- RECORD SET:
+===+

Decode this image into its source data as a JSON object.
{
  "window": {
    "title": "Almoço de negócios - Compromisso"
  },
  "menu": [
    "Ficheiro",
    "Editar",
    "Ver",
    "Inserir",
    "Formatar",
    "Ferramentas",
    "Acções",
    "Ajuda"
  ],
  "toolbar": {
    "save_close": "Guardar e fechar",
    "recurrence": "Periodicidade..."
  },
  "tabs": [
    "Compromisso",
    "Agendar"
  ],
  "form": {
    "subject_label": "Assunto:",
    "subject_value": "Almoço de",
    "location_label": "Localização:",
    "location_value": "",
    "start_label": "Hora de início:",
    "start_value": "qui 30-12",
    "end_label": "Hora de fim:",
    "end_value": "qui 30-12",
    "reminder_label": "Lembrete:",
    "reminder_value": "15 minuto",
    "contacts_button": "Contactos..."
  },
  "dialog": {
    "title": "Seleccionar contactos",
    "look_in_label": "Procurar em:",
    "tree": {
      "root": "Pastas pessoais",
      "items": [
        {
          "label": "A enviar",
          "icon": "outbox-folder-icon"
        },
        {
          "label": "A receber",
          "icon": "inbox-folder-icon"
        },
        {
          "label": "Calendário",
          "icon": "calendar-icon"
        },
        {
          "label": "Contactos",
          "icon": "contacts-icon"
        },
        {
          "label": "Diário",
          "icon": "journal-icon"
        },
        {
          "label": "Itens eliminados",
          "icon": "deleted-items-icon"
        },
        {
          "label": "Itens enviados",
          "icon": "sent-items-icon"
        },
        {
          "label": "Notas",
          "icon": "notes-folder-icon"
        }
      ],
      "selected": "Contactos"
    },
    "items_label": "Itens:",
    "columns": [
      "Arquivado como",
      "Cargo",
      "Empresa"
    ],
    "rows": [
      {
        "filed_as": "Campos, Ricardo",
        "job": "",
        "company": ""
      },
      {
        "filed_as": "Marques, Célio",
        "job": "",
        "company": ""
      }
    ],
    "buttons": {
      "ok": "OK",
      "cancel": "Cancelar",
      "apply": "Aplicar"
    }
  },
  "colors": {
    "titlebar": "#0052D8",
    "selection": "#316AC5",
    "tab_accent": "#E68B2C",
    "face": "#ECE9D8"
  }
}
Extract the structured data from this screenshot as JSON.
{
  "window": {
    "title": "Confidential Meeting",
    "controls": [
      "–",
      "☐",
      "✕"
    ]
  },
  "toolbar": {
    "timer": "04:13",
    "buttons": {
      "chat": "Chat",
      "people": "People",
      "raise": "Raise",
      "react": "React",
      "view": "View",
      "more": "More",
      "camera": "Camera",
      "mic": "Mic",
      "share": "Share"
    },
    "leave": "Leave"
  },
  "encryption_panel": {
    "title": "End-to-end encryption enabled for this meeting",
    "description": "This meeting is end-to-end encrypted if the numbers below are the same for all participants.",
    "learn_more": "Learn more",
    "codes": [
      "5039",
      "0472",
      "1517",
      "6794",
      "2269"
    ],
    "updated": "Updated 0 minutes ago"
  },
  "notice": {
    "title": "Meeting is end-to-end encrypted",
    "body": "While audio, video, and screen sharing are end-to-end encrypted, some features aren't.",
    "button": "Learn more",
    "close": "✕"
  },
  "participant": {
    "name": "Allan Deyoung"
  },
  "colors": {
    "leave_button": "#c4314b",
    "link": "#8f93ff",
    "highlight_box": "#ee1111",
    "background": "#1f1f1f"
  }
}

+===+

In the records above, find the line containing "Extract the structured"; please retype it and every line after it through the last line, exactly and with nothing else.

Extract the structured data from this screenshot as JSON.
{
  "window": {
    "title": "Confidential Meeting",
    "controls": [
      "–",
      "☐",
      "✕"
    ]
  },
  "toolbar": {
    "timer": "04:13",
    "buttons": {
      "chat": "Chat",
      "people": "People",
      "raise": "Raise",
      "react": "React",
      "view": "View",
      "more": "More",
      "camera": "Camera",
      "mic": "Mic",
      "share": "Share"
    },
    "leave": "Leave"
  },
  "encryption_panel": {
    "title": "End-to-end encryption enabled for this meeting",
    "description": "This meeting is end-to-end encrypted if the numbers below are the same for all participants.",
    "learn_more": "Learn more",
    "codes": [
      "5039",
      "0472",
      "1517",
      "6794",
      "2269"
    ],
    "updated": "Updated 0 minutes ago"
  },
  "notice": {
    "title": "Meeting is end-to-end encrypted",
    "body": "While audio, video, and screen sharing are end-to-end encrypted, some features aren't.",
    "button": "Learn more",
    "close": "✕"
  },
  "participant": {
    "name": "Allan Deyoung"
  },
  "colors": {
    "leave_button": "#c4314b",
    "link": "#8f93ff",
    "highlight_box": "#ee1111",
    "background": "#1f1f1f"
  }
}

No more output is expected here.